- Data extract -
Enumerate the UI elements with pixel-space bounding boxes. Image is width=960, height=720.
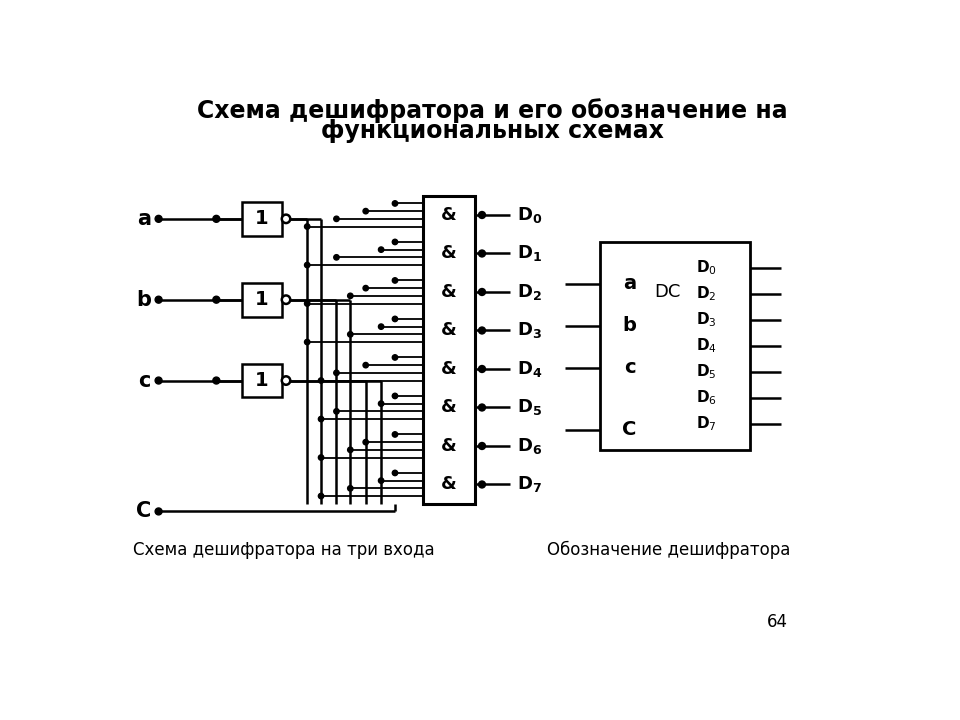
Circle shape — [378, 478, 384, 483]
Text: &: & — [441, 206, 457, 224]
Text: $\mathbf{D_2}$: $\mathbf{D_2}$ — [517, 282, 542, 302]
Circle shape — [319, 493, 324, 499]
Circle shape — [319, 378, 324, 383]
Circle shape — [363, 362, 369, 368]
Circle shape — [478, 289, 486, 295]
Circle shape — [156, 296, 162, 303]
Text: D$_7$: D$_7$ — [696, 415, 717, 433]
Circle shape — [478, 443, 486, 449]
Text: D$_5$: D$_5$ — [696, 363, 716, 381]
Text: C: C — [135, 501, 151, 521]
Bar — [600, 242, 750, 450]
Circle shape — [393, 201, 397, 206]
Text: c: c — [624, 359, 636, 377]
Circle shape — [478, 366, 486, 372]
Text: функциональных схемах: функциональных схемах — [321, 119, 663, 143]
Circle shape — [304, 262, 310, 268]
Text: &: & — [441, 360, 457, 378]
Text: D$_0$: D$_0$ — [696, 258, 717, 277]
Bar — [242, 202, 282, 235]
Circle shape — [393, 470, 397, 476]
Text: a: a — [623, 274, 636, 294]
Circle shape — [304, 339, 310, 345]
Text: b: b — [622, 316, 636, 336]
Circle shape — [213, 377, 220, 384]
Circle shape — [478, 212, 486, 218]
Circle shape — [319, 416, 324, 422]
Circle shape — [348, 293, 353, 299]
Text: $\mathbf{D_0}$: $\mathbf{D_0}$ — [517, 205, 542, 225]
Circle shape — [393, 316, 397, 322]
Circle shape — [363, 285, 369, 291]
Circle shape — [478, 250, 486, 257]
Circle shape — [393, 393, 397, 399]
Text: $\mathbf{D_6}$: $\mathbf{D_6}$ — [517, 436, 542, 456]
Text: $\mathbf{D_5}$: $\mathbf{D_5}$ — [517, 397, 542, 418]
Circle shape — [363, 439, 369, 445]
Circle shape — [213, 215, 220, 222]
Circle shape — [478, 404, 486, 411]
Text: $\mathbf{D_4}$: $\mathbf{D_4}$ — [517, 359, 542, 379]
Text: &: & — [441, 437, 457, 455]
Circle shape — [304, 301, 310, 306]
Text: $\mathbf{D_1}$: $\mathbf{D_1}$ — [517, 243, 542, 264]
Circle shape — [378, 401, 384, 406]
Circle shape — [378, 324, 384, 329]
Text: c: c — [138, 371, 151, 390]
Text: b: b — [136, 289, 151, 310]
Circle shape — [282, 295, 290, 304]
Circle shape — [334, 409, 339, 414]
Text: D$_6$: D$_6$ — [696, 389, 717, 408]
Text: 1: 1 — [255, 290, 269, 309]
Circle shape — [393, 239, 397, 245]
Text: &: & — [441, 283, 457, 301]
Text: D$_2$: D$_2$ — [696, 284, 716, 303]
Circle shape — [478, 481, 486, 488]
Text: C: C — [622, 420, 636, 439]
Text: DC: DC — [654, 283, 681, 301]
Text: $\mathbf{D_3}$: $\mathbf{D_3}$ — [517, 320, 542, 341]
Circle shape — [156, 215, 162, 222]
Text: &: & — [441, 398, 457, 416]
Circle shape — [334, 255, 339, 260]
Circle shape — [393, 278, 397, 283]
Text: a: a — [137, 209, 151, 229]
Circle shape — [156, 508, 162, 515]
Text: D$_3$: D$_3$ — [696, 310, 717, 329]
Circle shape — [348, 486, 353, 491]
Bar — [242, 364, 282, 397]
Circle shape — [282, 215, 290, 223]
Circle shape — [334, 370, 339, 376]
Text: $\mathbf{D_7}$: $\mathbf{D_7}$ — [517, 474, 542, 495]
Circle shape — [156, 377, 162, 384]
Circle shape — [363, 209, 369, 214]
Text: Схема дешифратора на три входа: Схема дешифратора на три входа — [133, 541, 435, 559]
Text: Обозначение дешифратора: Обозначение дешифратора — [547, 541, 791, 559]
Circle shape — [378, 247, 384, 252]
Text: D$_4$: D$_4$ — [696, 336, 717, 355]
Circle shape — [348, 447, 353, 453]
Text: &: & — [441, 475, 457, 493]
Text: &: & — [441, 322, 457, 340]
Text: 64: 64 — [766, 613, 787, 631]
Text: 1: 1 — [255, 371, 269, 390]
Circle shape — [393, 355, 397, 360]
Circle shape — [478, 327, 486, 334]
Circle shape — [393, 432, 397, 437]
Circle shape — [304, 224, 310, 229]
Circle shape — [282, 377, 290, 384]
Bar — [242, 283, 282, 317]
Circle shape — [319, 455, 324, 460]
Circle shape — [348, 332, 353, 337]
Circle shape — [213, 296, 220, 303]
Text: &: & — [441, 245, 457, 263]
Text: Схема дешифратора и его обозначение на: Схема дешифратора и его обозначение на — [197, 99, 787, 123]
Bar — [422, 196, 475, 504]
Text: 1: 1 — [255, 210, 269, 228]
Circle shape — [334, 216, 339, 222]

---

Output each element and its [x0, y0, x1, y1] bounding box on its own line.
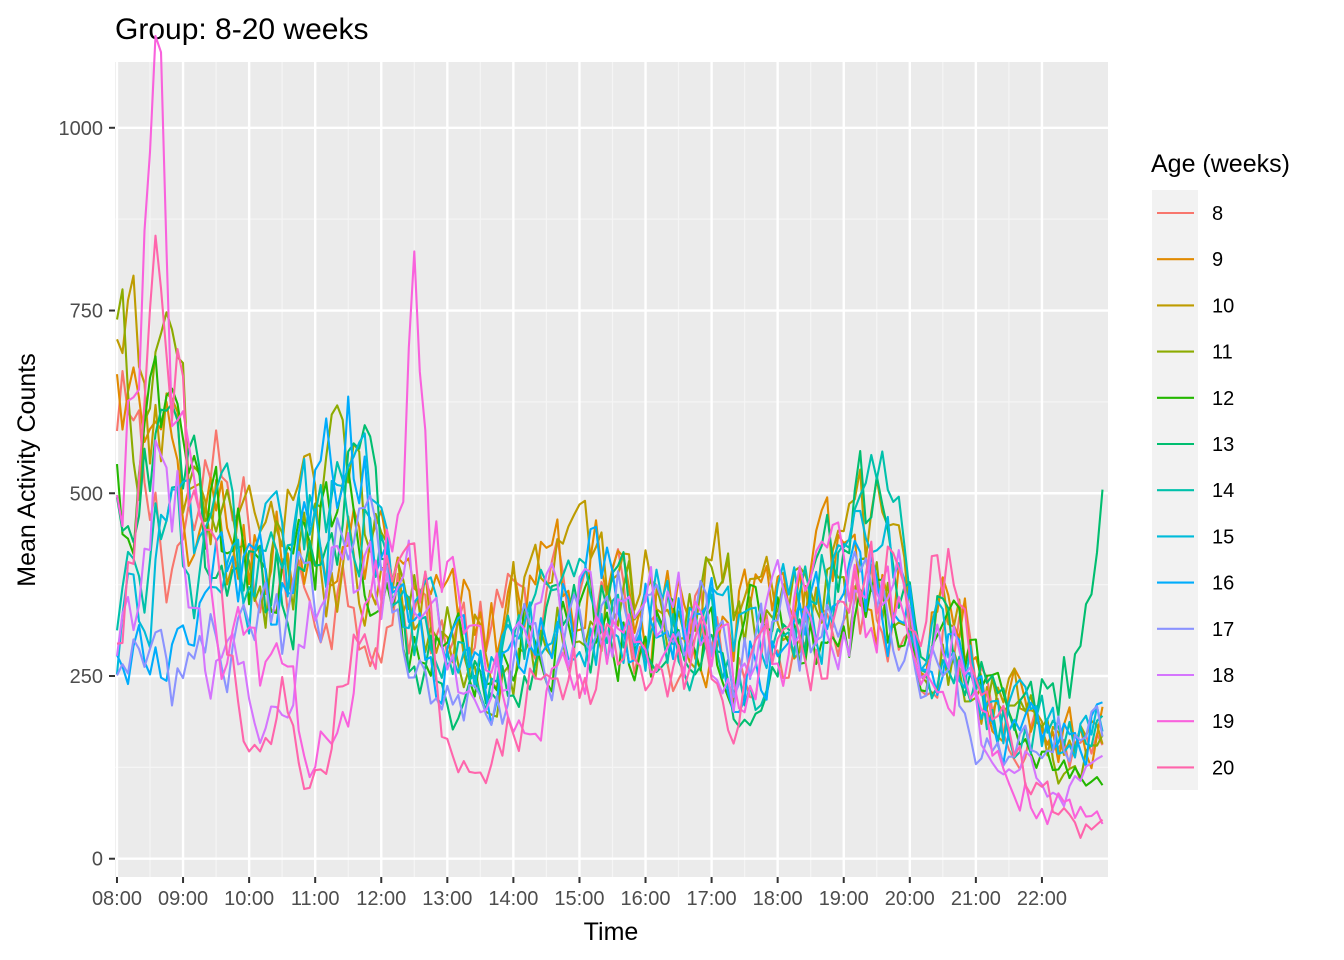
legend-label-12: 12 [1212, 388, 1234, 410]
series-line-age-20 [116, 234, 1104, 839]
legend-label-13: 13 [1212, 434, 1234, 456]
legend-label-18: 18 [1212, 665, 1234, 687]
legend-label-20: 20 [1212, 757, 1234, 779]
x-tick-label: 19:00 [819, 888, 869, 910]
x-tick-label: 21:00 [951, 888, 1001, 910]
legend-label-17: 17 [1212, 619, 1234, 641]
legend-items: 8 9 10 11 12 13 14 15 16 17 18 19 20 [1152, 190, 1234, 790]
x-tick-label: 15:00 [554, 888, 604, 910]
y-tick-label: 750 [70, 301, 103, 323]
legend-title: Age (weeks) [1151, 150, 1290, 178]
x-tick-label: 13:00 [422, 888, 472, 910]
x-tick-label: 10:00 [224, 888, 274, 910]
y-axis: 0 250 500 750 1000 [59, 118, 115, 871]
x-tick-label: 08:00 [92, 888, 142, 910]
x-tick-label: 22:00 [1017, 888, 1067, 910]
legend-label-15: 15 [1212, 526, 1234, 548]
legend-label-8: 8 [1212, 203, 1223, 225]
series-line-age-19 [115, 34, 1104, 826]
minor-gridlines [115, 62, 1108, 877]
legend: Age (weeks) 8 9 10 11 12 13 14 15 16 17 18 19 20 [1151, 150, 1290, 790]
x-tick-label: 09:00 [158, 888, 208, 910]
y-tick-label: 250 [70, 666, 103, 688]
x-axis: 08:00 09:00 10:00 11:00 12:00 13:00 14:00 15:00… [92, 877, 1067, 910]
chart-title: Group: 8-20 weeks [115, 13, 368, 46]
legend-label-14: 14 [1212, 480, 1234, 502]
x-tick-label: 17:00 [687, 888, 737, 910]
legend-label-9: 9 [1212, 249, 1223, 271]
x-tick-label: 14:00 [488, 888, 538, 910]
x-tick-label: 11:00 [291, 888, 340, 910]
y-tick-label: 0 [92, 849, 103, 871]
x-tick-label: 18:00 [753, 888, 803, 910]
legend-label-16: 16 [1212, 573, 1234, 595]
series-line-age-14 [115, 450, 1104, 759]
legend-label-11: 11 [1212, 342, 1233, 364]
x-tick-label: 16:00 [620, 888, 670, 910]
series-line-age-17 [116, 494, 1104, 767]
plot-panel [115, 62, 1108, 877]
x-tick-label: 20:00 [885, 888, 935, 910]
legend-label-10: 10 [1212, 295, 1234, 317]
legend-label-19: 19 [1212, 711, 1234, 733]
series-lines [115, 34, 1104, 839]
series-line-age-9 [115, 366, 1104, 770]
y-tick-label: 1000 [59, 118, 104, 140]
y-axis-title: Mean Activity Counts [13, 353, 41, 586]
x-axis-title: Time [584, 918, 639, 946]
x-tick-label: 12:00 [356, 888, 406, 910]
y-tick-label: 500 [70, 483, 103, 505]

- Written request -
List in full every line above that contains the word "weeks".

- Exercise answer -
legend-title: Age (weeks) [1151, 150, 1290, 178]
legend: Age (weeks) 8 9 10 11 12 13 14 15 16 17 18 19 20 [1151, 150, 1290, 790]
chart-title: Group: 8-20 weeks [115, 13, 368, 46]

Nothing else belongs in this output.